## Records shown

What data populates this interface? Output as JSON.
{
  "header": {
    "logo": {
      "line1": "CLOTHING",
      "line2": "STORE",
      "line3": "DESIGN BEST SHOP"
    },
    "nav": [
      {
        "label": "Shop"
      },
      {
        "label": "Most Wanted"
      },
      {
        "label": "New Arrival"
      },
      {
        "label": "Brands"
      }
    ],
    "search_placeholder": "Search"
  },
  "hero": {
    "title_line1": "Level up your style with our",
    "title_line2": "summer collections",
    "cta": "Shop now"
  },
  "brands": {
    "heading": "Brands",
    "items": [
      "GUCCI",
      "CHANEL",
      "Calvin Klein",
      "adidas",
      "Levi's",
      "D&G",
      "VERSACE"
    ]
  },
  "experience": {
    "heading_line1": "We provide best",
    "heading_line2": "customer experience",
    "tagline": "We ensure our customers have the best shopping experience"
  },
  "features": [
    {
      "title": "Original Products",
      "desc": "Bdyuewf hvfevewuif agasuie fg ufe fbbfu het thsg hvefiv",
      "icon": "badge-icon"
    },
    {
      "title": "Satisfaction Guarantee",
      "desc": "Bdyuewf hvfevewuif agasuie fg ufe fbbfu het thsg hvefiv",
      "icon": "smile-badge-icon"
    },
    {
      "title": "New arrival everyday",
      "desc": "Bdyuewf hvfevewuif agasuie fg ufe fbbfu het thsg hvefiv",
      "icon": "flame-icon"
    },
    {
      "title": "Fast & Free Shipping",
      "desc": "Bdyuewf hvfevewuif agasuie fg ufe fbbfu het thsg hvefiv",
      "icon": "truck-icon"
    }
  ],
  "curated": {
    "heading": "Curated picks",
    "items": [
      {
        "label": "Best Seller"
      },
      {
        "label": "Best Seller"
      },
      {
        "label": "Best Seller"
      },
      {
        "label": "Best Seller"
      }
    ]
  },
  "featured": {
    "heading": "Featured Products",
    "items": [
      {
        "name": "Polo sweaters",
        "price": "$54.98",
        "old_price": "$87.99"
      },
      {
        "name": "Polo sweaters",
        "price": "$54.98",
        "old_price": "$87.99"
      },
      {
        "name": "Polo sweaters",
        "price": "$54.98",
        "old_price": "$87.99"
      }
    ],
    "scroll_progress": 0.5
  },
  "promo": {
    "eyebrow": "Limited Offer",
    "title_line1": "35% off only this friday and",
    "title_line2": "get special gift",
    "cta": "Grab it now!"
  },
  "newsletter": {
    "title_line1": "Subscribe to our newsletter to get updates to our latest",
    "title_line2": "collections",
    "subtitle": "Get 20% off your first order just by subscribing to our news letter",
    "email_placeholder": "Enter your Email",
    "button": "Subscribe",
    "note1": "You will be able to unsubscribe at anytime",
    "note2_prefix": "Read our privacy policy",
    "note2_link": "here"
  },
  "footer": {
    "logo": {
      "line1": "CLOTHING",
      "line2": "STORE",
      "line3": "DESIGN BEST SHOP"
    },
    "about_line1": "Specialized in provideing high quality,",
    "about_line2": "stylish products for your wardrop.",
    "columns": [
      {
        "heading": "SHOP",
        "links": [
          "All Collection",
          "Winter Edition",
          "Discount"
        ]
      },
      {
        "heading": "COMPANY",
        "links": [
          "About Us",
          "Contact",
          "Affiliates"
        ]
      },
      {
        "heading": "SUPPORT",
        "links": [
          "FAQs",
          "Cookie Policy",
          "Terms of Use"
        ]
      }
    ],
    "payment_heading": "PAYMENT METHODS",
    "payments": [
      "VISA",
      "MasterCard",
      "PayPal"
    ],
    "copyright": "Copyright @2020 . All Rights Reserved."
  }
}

## Description of the task
Extract all of the data above without altering anything.

## Answer to the task
What data populates this interface? Output as JSON.
{
  "header": {
    "logo": {
      "line1": "CLOTHING",
      "line2": "STORE",
      "line3": "DESIGN BEST SHOP"
    },
    "nav": [
      {
        "label": "Shop"
      },
      {
        "label": "Most Wanted"
      },
      {
        "label": "New Arrival"
      },
      {
        "label": "Brands"
      }
    ],
    "search_placeholder": "Search"
  },
  "hero": {
    "title_line1": "Level up your style with our",
    "title_line2": "summer collections",
    "cta": "Shop now"
  },
  "brands": {
    "heading": "Brands",
    "items": [
      "GUCCI",
      "CHANEL",
      "Calvin Klein",
      "adidas",
      "Levi's",
      "D&G",
      "VERSACE"
    ]
  },
  "experience": {
    "heading_line1": "We provide best",
    "heading_line2": "customer experience",
    "tagline": "We ensure our customers have the best shopping experience"
  },
  "features": [
    {
      "title": "Original Products",
      "desc": "Bdyuewf hvfevewuif agasuie fg ufe fbbfu het thsg hvefiv",
      "icon": "badge-icon"
    },
    {
      "title": "Satisfaction Guarantee",
      "desc": "Bdyuewf hvfevewuif agasuie fg ufe fbbfu het thsg hvefiv",
      "icon": "smile-badge-icon"
    },
    {
      "title": "New arrival everyday",
      "desc": "Bdyuewf hvfevewuif agasuie fg ufe fbbfu het thsg hvefiv",
      "icon": "flame-icon"
    },
    {
      "title": "Fast & Free Shipping",
      "desc": "Bdyuewf hvfevewuif agasuie fg ufe fbbfu het thsg hvefiv",
      "icon": "truck-icon"
    }
  ],
  "curated": {
    "heading": "Curated picks",
    "items": [
      {
        "label": "Best Seller"
      },
      {
        "label": "Best Seller"
      },
      {
        "label": "Best Seller"
      },
      {
        "label": "Best Seller"
      }
    ]
  },
  "featured": {
    "heading": "Featured Products",
    "items": [
      {
        "name": "Polo sweaters",
        "price": "$54.98",
        "old_price": "$87.99"
      },
      {
        "name": "Polo sweaters",
        "price": "$54.98",
        "old_price": "$87.99"
      },
      {
        "name": "Polo sweaters",
        "price": "$54.98",
        "old_price": "$87.99"
      }
    ],
    "scroll_progress": 0.5
  },
  "promo": {
    "eyebrow": "Limited Offer",
    "title_line1": "35% off only this friday and",
    "title_line2": "get special gift",
    "cta": "Grab it now!"
  },
  "newsletter": {
    "title_line1": "Subscribe to our newsletter to get updates to our latest",
    "title_line2": "collections",
    "subtitle": "Get 20% off your first order just by subscribing to our news letter",
    "email_placeholder": "Enter your Email",
    "button": "Subscribe",
    "note1": "You will be able to unsubscribe at anytime",
    "note2_prefix": "Read our privacy policy",
    "note2_link": "here"
  },
  "footer": {
    "logo": {
      "line1": "CLOTHING",
      "line2": "STORE",
      "line3": "DESIGN BEST SHOP"
    },
    "about_line1": "Specialized in provideing high quality,",
    "about_line2": "stylish products for your wardrop.",
    "columns": [
      {
        "heading": "SHOP",
        "links": [
          "All Collection",
          "Winter Edition",
          "Discount"
        ]
      },
      {
        "heading": "COMPANY",
        "links": [
          "About Us",
          "Contact",
          "Affiliates"
        ]
      },
      {
        "heading": "SUPPORT",
        "links": [
          "FAQs",
          "Cookie Policy",
          "Terms of Use"
        ]
      }
    ],
    "payment_heading": "PAYMENT METHODS",
    "payments": [
      "VISA",
      "MasterCard",
      "PayPal"
    ],
    "copyright": "Copyright @2020 . All Rights Reserved."
  }
}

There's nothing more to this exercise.